REQUEST: Find every line with the word "from". Copy those lines.

SUPPLIED MATERIAL:
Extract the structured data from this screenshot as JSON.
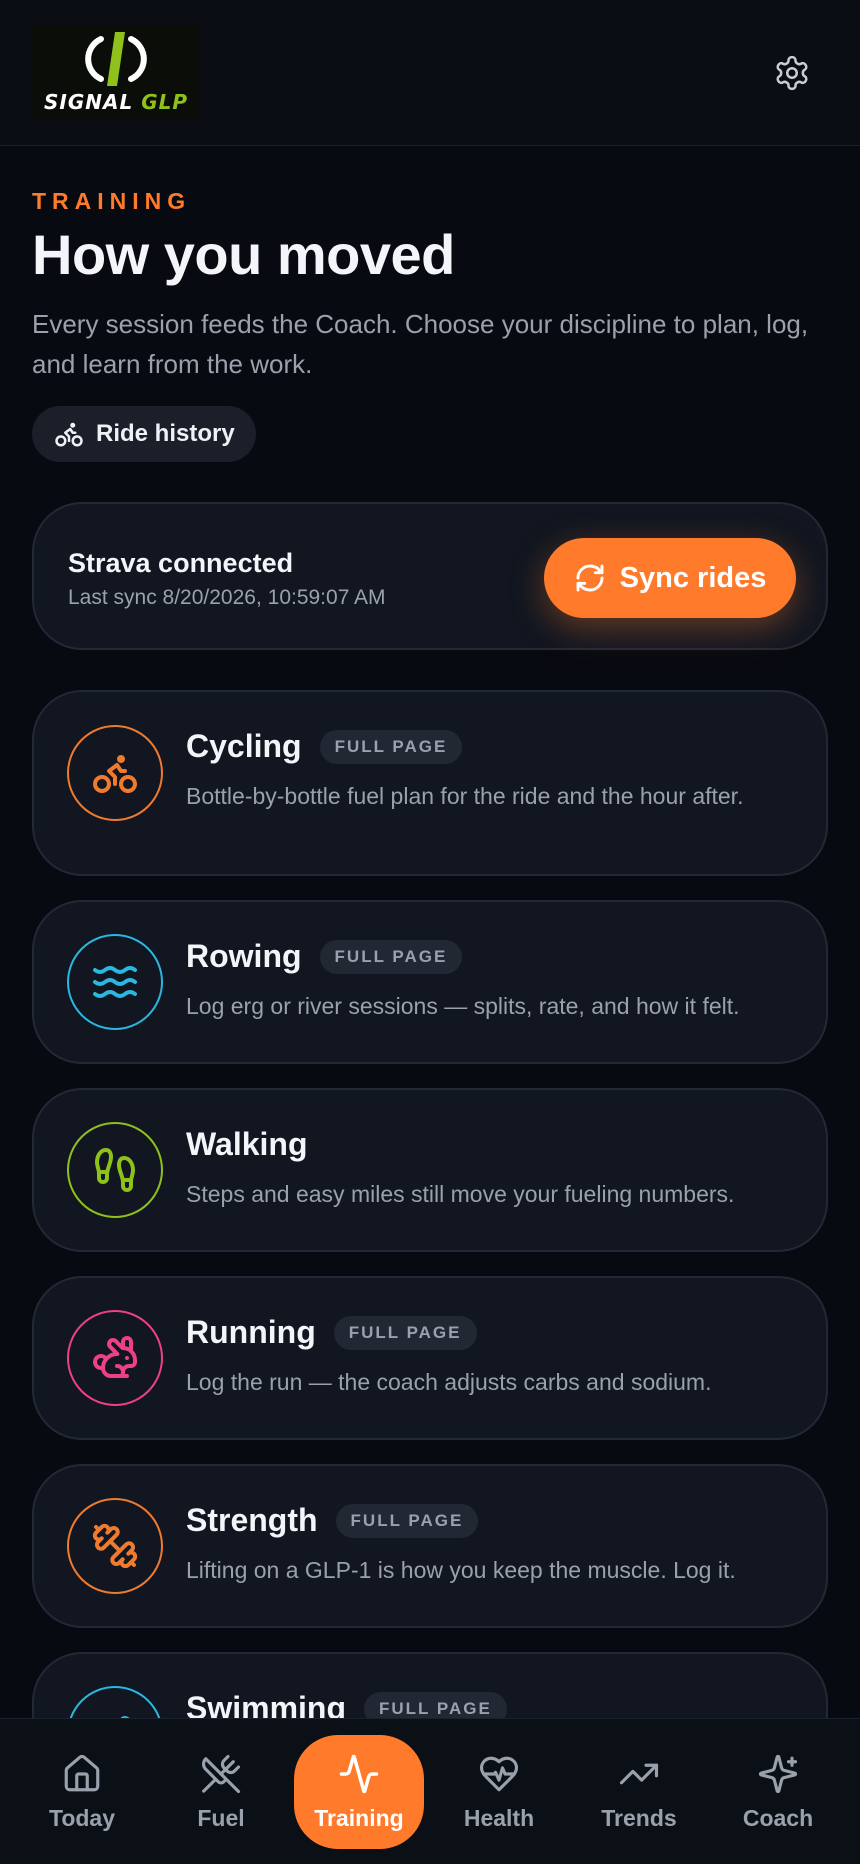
{
  "header": {
    "logo_text_signal": "SIGNAL",
    "logo_text_glp": "GLP",
    "settings_icon": "gear-icon"
  },
  "hero": {
    "eyebrow": "TRAINING",
    "title": "How you moved",
    "subtitle": "Every session feeds the Coach. Choose your discipline to plan, log, and learn from the work.",
    "history_button": "Ride history"
  },
  "strava": {
    "title": "Strava connected",
    "last_sync": "Last sync 8/20/2026, 10:59:07 AM",
    "sync_button": "Sync rides"
  },
  "disciplines": [
    {
      "name": "Cycling",
      "badge": "FULL PAGE",
      "desc": "Bottle-by-bottle fuel plan for the ride and the hour after.",
      "icon": "bike-icon",
      "color": "#f07a2e"
    },
    {
      "name": "Rowing",
      "badge": "FULL PAGE",
      "desc": "Log erg or river sessions — splits, rate, and how it felt.",
      "icon": "waves-icon",
      "color": "#2bb7e0"
    },
    {
      "name": "Walking",
      "badge": "",
      "desc": "Steps and easy miles still move your fueling numbers.",
      "icon": "footprints-icon",
      "color": "#8ec21a"
    },
    {
      "name": "Running",
      "badge": "FULL PAGE",
      "desc": "Log the run — the coach adjusts carbs and sodium.",
      "icon": "rabbit-icon",
      "color": "#ef3f86"
    },
    {
      "name": "Strength",
      "badge": "FULL PAGE",
      "desc": "Lifting on a GLP-1 is how you keep the muscle. Log it.",
      "icon": "dumbbell-icon",
      "color": "#f07a2e"
    },
    {
      "name": "Swimming",
      "badge": "FULL PAGE",
      "desc": "",
      "icon": "swim-icon",
      "color": "#2bb7e0"
    }
  ],
  "nav": {
    "items": [
      {
        "label": "Today",
        "icon": "home-icon"
      },
      {
        "label": "Fuel",
        "icon": "utensils-icon"
      },
      {
        "label": "Training",
        "icon": "activity-icon"
      },
      {
        "label": "Health",
        "icon": "heart-pulse-icon"
      },
      {
        "label": "Trends",
        "icon": "trending-up-icon"
      },
      {
        "label": "Coach",
        "icon": "sparkles-icon"
      }
    ],
    "active": "Training"
  }
}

CORRECT RESULT:
Extract the structured data from this screenshot as JSON.
    "subtitle": "Every session feeds the Coach. Choose your discipline to plan, log, and learn from the work.",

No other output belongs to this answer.